**Work to be completed:**
Print the whole listing exactly.

**Exercise materials:**
........

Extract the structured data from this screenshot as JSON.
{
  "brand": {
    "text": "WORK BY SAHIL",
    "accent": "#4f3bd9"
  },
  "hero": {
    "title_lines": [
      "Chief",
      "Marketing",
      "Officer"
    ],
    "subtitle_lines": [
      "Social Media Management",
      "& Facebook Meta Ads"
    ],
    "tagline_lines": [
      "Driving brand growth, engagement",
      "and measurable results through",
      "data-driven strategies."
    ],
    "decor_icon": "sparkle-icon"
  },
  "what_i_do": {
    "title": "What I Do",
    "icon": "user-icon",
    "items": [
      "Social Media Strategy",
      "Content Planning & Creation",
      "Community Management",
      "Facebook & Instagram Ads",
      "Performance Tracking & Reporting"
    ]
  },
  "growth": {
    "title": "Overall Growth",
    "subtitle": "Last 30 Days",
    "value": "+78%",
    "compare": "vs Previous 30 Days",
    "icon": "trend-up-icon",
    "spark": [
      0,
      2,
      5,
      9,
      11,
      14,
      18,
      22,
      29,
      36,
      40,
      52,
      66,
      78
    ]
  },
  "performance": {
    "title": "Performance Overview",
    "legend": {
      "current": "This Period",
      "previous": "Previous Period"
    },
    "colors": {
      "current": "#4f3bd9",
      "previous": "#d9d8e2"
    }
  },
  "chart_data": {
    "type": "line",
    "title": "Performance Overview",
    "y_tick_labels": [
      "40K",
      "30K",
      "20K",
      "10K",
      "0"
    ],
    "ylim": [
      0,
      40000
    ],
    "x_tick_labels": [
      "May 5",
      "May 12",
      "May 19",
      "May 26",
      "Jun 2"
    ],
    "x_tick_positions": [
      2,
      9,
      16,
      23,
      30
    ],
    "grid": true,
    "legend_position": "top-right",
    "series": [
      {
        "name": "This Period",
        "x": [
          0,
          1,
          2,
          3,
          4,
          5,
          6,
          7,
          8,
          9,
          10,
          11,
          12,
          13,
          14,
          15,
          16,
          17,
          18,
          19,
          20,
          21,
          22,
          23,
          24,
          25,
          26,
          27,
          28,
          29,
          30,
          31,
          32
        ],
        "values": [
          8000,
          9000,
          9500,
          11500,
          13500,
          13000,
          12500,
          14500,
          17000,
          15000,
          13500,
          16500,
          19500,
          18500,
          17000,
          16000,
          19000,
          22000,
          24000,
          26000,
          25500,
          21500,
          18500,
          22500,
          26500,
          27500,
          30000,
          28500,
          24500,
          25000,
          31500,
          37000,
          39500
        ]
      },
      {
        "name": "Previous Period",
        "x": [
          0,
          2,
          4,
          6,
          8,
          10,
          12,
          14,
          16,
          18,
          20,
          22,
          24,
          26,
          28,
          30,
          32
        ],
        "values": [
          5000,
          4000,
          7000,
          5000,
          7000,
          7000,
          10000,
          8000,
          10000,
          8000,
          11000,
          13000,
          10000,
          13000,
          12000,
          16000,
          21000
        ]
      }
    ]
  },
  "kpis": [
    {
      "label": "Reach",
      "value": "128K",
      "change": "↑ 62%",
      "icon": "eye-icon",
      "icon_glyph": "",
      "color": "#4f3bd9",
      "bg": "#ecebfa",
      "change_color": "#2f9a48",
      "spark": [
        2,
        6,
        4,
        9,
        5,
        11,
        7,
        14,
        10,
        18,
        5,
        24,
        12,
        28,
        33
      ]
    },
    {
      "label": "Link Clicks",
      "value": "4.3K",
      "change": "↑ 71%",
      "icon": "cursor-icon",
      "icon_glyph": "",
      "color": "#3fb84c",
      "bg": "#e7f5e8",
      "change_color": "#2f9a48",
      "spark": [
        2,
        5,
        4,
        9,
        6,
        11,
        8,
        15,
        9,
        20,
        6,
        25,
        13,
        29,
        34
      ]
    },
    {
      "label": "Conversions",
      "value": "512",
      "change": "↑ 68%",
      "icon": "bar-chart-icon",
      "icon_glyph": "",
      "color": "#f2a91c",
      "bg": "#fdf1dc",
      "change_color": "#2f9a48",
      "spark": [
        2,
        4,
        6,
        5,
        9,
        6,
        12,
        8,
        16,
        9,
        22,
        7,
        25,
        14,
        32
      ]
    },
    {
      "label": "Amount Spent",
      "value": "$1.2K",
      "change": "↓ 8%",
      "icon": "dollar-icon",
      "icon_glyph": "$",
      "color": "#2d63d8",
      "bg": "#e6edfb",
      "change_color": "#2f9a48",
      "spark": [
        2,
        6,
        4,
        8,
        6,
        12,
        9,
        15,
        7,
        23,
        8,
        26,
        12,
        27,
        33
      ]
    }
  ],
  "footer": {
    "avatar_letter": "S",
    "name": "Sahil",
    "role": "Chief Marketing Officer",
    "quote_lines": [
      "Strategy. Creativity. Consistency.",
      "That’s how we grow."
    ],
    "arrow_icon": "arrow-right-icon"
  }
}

........

**Exercise output:**
Extract the structured data from this screenshot as JSON.
{
  "brand": {
    "text": "WORK BY SAHIL",
    "accent": "#4f3bd9"
  },
  "hero": {
    "title_lines": [
      "Chief",
      "Marketing",
      "Officer"
    ],
    "subtitle_lines": [
      "Social Media Management",
      "& Facebook Meta Ads"
    ],
    "tagline_lines": [
      "Driving brand growth, engagement",
      "and measurable results through",
      "data-driven strategies."
    ],
    "decor_icon": "sparkle-icon"
  },
  "what_i_do": {
    "title": "What I Do",
    "icon": "user-icon",
    "items": [
      "Social Media Strategy",
      "Content Planning & Creation",
      "Community Management",
      "Facebook & Instagram Ads",
      "Performance Tracking & Reporting"
    ]
  },
  "growth": {
    "title": "Overall Growth",
    "subtitle": "Last 30 Days",
    "value": "+78%",
    "compare": "vs Previous 30 Days",
    "icon": "trend-up-icon",
    "spark": [
      0,
      2,
      5,
      9,
      11,
      14,
      18,
      22,
      29,
      36,
      40,
      52,
      66,
      78
    ]
  },
  "performance": {
    "title": "Performance Overview",
    "legend": {
      "current": "This Period",
      "previous": "Previous Period"
    },
    "colors": {
      "current": "#4f3bd9",
      "previous": "#d9d8e2"
    }
  },
  "chart_data": {
    "type": "line",
    "title": "Performance Overview",
    "y_tick_labels": [
      "40K",
      "30K",
      "20K",
      "10K",
      "0"
    ],
    "ylim": [
      0,
      40000
    ],
    "x_tick_labels": [
      "May 5",
      "May 12",
      "May 19",
      "May 26",
      "Jun 2"
    ],
    "x_tick_positions": [
      2,
      9,
      16,
      23,
      30
    ],
    "grid": true,
    "legend_position": "top-right",
    "series": [
      {
        "name": "This Period",
        "x": [
          0,
          1,
          2,
          3,
          4,
          5,
          6,
          7,
          8,
          9,
          10,
          11,
          12,
          13,
          14,
          15,
          16,
          17,
          18,
          19,
          20,
          21,
          22,
          23,
          24,
          25,
          26,
          27,
          28,
          29,
          30,
          31,
          32
        ],
        "values": [
          8000,
          9000,
          9500,
          11500,
          13500,
          13000,
          12500,
          14500,
          17000,
          15000,
          13500,
          16500,
          19500,
          18500,
          17000,
          16000,
          19000,
          22000,
          24000,
          26000,
          25500,
          21500,
          18500,
          22500,
          26500,
          27500,
          30000,
          28500,
          24500,
          25000,
          31500,
          37000,
          39500
        ]
      },
      {
        "name": "Previous Period",
        "x": [
          0,
          2,
          4,
          6,
          8,
          10,
          12,
          14,
          16,
          18,
          20,
          22,
          24,
          26,
          28,
          30,
          32
        ],
        "values": [
          5000,
          4000,
          7000,
          5000,
          7000,
          7000,
          10000,
          8000,
          10000,
          8000,
          11000,
          13000,
          10000,
          13000,
          12000,
          16000,
          21000
        ]
      }
    ]
  },
  "kpis": [
    {
      "label": "Reach",
      "value": "128K",
      "change": "↑ 62%",
      "icon": "eye-icon",
      "icon_glyph": "",
      "color": "#4f3bd9",
      "bg": "#ecebfa",
      "change_color": "#2f9a48",
      "spark": [
        2,
        6,
        4,
        9,
        5,
        11,
        7,
        14,
        10,
        18,
        5,
        24,
        12,
        28,
        33
      ]
    },
    {
      "label": "Link Clicks",
      "value": "4.3K",
      "change": "↑ 71%",
      "icon": "cursor-icon",
      "icon_glyph": "",
      "color": "#3fb84c",
      "bg": "#e7f5e8",
      "change_color": "#2f9a48",
      "spark": [
        2,
        5,
        4,
        9,
        6,
        11,
        8,
        15,
        9,
        20,
        6,
        25,
        13,
        29,
        34
      ]
    },
    {
      "label": "Conversions",
      "value": "512",
      "change": "↑ 68%",
      "icon": "bar-chart-icon",
      "icon_glyph": "",
      "color": "#f2a91c",
      "bg": "#fdf1dc",
      "change_color": "#2f9a48",
      "spark": [
        2,
        4,
        6,
        5,
        9,
        6,
        12,
        8,
        16,
        9,
        22,
        7,
        25,
        14,
        32
      ]
    },
    {
      "label": "Amount Spent",
      "value": "$1.2K",
      "change": "↓ 8%",
      "icon": "dollar-icon",
      "icon_glyph": "$",
      "color": "#2d63d8",
      "bg": "#e6edfb",
      "change_color": "#2f9a48",
      "spark": [
        2,
        6,
        4,
        8,
        6,
        12,
        9,
        15,
        7,
        23,
        8,
        26,
        12,
        27,
        33
      ]
    }
  ],
  "footer": {
    "avatar_letter": "S",
    "name": "Sahil",
    "role": "Chief Marketing Officer",
    "quote_lines": [
      "Strategy. Creativity. Consistency.",
      "That’s how we grow."
    ],
    "arrow_icon": "arrow-right-icon"
  }
}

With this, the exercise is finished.